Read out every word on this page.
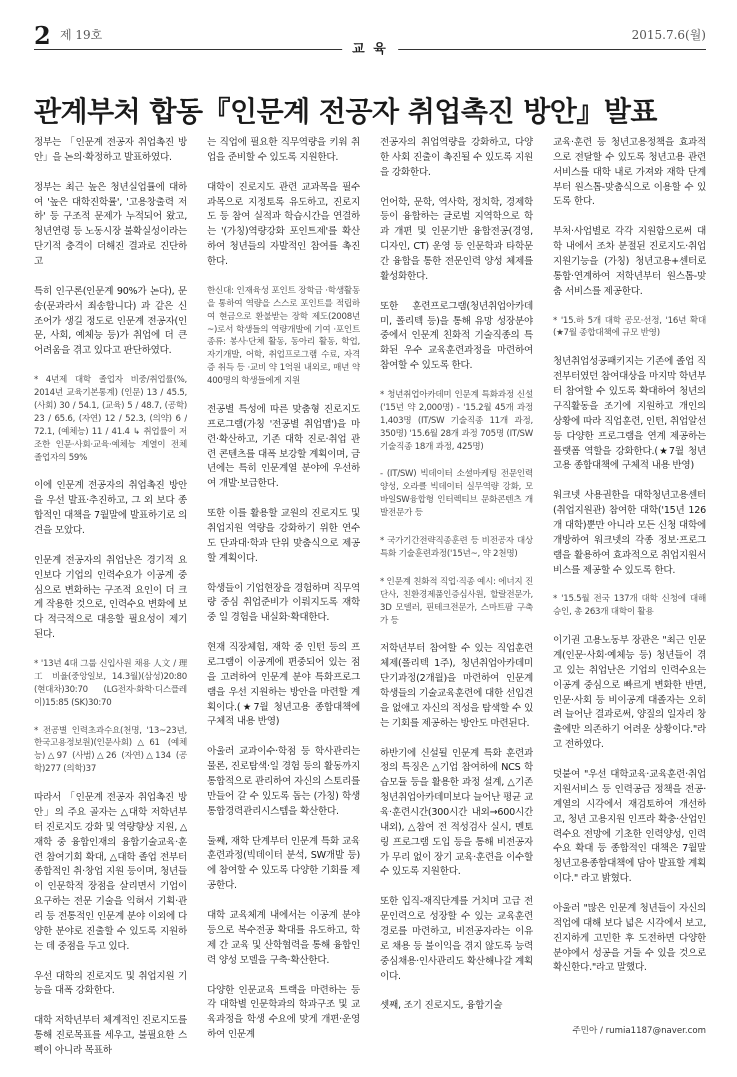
2 제 19호	2015.7.6(월)
교 육
관계부처 합동『인문계 전공자 취업촉진 방안』발표

정부는 「인문계 전공자 취업촉진 방안」을 논의·확정하고 발표하였다.

정부는 최근 높은 청년실업률에 대하여 '높은 대학진학률', '고용창출력 저하' 등 구조적 문제가 누적되어 왔고, 청년연령 등 노동시장 불확실성이라는 단기적 충격이 더해진 결과로 진단하고

특히 인구론(인문계 90%가 논다), 문송(문과라서 죄송합니다) 과 같은 신조어가 생길 정도로 인문계 전공자(인문, 사회, 예체능 등)가 취업에 더 큰 어려움을 겪고 있다고 판단하였다.

* 4년제 대학 졸업자 비중/취업률(%, 2014년 교육기본통계) (인문) 13 / 45.5, (사회) 30 / 54.1, (교육) 5 / 48.7, (공학) 23 / 65.6, (자연) 12 / 52.3, (의약) 6 / 72.1, (예체능) 11 / 41.4 ↳ 취업률이 저조한 인문·사회·교육·예체능 계열이 전체 졸업자의 59%

이에 인문계 전공자의 취업촉진 방안을 우선 발표·추진하고, 그 외 보다 종합적인 대책을 7월말에 발표하기로 의견을 모았다.

인문계 전공자의 취업난은 경기적 요인보다 기업의 인력수요가 이공계 중심으로 변화하는 구조적 요인이 더 크게 작용한 것으로, 인력수요 변화에 보다 적극적으로 대응할 필요성이 제기된다.

* '13년 4대 그룹 신입사원 채용 人文 / 理工 비율(중앙일보, 14.3월)(삼성)20:80 (현대차)30:70 (LG전자·화학·디스플레이)15:85 (SK)30:70
* 전공별 인력초과수요(천명, '13~23년, 한국고용정보원)(인문사회)△61 (예체능)△97 (사범)△26 (자연)△134 (공학)277 (의학)37

따라서 「인문계 전공자 취업촉진 방안」의 주요 골자는 △대학 저학년부터 진로지도 강화 및 역량향상 지원, △재학 중 융합인재의 융합기술교육·훈련 참여기회 확대, △대학 졸업 전부터 종합적인 취·창업 지원 등이며, 청년들이 인문학적 장점을 살리면서 기업이 요구하는 전문 기술을 익혀서 기획·관리 등 전통적인 인문계 분야 이외에 다양한 분야로 진출할 수 있도록 지원하는 데 중점을 두고 있다.

우선 대학의 진로지도 및 취업지원 기능을 대폭 강화한다.

대학 저학년부터 체계적인 진로지도를 통해 진로목표를 세우고, 불필요한 스펙이 아니라 목표하

는 직업에 필요한 직무역량을 키워 취업을 준비할 수 있도록 지원한다.

대학이 진로지도 관련 교과목을 필수과목으로 지정토록 유도하고, 진로지도 등 참여 실적과 학습시간을 연결하는 '(가칭)역량강화 포인트제'를 확산하여 청년들의 자발적인 참여를 촉진한다.

한신대: 인재육성 포인트 장학금 ·학생활동을 통하여 역량을 스스로 포인트를 적립하여 현금으로 환불받는 장학 제도(2008년~)로서 학생들의 역량개발에 기여 ·포인트 종류: 봉사·단체 활동, 동아리 활동, 학업, 자기개발, 어학, 취업프로그램 수료, 자격증 취득 등 ·교비 약 1억원 내외로, 매년 약 400명의 학생들에게 지원

전공별 특성에 따른 맞춤형 진로지도 프로그램(가칭 '전공별 취업맵')을 마련·확산하고, 기존 대학 진로·취업 관련 콘텐츠를 대폭 보강할 계획이며, 금년에는 특히 인문계열 분야에 우선하여 개발·보급한다.

또한 이를 활용할 교원의 진로지도 및 취업지원 역량을 강화하기 위한 연수도 단과대·학과 단위 맞춤식으로 제공할 계획이다.

학생들이 기업현장을 경험하며 직무역량 중심 취업준비가 이뤄지도록 재학 중 일 경험을 내실화·확대한다.

현재 직장체험, 재학 중 인턴 등의 프로그램이 이공계에 편중되어 있는 점을 고려하여 인문계 분야 특화프로그램을 우선 지원하는 방안을 마련할 계획이다.(★7월 청년고용 종합대책에 구체적 내용 반영)

아울러 교과이수·학점 등 학사관리는 물론, 진로탐색·일 경험 등의 활동까지 통합적으로 관리하여 자신의 스토리를 만들어 갈 수 있도록 돕는 (가칭) 학생통합경력관리시스템을 확산한다.

둘째, 재학 단계부터 인문계 특화 교육훈련과정(빅데이터 분석, SW개발 등)에 참여할 수 있도록 다양한 기회를 제공한다.

대학 교육체계 내에서는 이공계 분야 등으로 복수전공 확대를 유도하고, 학제 간 교육 및 산학협력을 통해 융합인력 양성 모델을 구축·확산한다.

다양한 인문교육 트랙을 마련하는 등 각 대학별 인문학과의 학과구조 및 교육과정을 학생 수요에 맞게 개편·운영하여 인문계

전공자의 취업역량을 강화하고, 다양한 사회 진출이 촉진될 수 있도록 지원을 강화한다.

언어학, 문학, 역사학, 정치학, 경제학 등이 융합하는 글로벌 지역학으로 학과 개편 및 인문기반 융합전공(경영, 디자인, CT) 운영 등 인문학과 타학문 간 융합을 통한 전문인력 양성 체제를 활성화한다.

또한 훈련프로그램(청년취업아카데미, 폴리텍 등)을 통해 유망 성장분야 중에서 인문계 친화적 기술직종의 특화된 우수 교육훈련과정을 마련하여 참여할 수 있도록 한다.

* 청년취업아카데미 인문계 특화과정 신설('15년 약 2,000명) - '15.2월 45개 과정 1,403명 (IT/SW 기술직종 11개 과정, 350명) '15.6월 28개 과정 705명 (IT/SW 기술직종 18개 과정, 425명)
- (IT/SW) 빅데이터 소셜마케팅 전문인력 양성, 오라클 빅데이터 실무역량 강화, 모바일SW융합형 인터렉티브 문화콘텐츠 개발전문가 등
* 국가기간전략직종훈련 등 비전공자 대상 특화 기술훈련과정('15년~, 약 2천명)
* 인문계 친화적 직업·직종 예시: 에너지 진단사, 친환경제품인증심사원, 할랄전문가, 3D 모델러, 핀테크전문가, 스마트팜 구축가 등

저학년부터 참여할 수 있는 직업훈련 체제(폴리텍 1주), 청년취업아카데미 단기과정(2개월)을 마련하여 인문계 학생들의 기술교육훈련에 대한 선입견을 없애고 자신의 적성을 탐색할 수 있는 기회를 제공하는 방안도 마련된다.

하반기에 신설될 인문계 특화 훈련과정의 특징은 △기업 참여하에 NCS 학습모듈 등을 활용한 과정 설계, △기존 청년취업아카데미보다 늘어난 평균 교육·훈련시간(300시간 내외→600시간 내외), △참여 전 적성검사 실시, 멘토링 프로그램 도입 등을 통해 비전공자가 무리 없이 장기 교육·훈련을 이수할 수 있도록 지원한다.

또한 입직-재직단계를 거치며 고급 전문인력으로 성장할 수 있는 교육훈련 경로를 마련하고, 비전공자라는 이유로 채용 등 불이익을 겪지 않도록 능력중심채용·인사관리도 확산해나갈 계획이다.

셋째, 조기 진로지도, 융합기술

교육·훈련 등 청년고용정책을 효과적으로 전달할 수 있도록 청년고용 관련 서비스를 대학 내로 가져와 재학 단계부터 원스톱-맞춤식으로 이용할 수 있도록 한다.

부처·사업별로 각각 지원함으로써 대학 내에서 조차 분절된 진로지도·취업지원기능을 (가칭) 청년고용+센터로 통합·연계하여 저학년부터 원스톱-맞춤 서비스를 제공한다.

* '15.하 5개 대학 공모·선정, '16년 확대(★7월 종합대책에 규모 반영)

청년취업성공패키지는 기존에 졸업 직전부터였던 참여대상을 마지막 학년부터 참여할 수 있도록 확대하여 청년의 구직활동을 조기에 지원하고 개인의 상황에 따라 직업훈련, 인턴, 취업알선 등 다양한 프로그램을 연계 제공하는 플랫폼 역할을 강화한다.(★7월 청년고용 종합대책에 구체적 내용 반영)

워크넷 사용권한을 대학청년고용센터(취업지원관) 참여한 대학('15년 126개 대학)뿐만 아니라 모든 신청 대학에 개방하여 워크넷의 각종 정보·프로그램을 활용하여 효과적으로 취업지원서비스를 제공할 수 있도록 한다.

* '15.5월 전국 137개 대학 신청에 대해 승인, 총 263개 대학이 활용

이기권 고용노동부 장관은 "최근 인문계(인문·사회·예체능 등) 청년들이 겪고 있는 취업난은 기업의 인력수요는 이공계 중심으로 빠르게 변화한 반면, 인문·사회 등 비이공계 대졸자는 오히려 늘어난 결과로써, 양질의 일자리 창출에만 의존하기 어려운 상황이다."라고 전하였다.

덧붙여 "우선 대학교육·교육훈련·취업지원서비스 등 인력공급 정책을 전공·계열의 시각에서 재검토하여 개선하고, 청년 고용지원 인프라 확충·산업인력수요 전망에 기초한 인력양성, 인력수요 확대 등 종합적인 대책은 7월말 청년고용종합대책에 담아 발표할 계획이다." 라고 밝혔다.

아울러 "많은 인문계 청년들이 자신의 적업에 대해 보다 넓은 시각에서 보고, 진지하게 고민한 후 도전하면 다양한 분야에서 성공을 거둘 수 있을 것으로 확신한다."라고 말했다.

주민아 / rumia1187@naver.com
● ● ● ●
Written task: List the lines of the entries that include "유도하고".

Task response:
대학이 진로지도 관련 교과목을 필수과목으로 지정토록 유도하고, 진로지도 등 참여 실적과 학습시간을 연결하는 '(가칭)역량강화 포인트제'를 확산하여 청년들의 자발적인 참여를 촉진한다.
대학 교육체계 내에서는 이공계 분야 등으로 복수전공 확대를 유도하고, 학제 간 교육 및 산학협력을 통해 융합인력 양성 모델을 구축·확산한다.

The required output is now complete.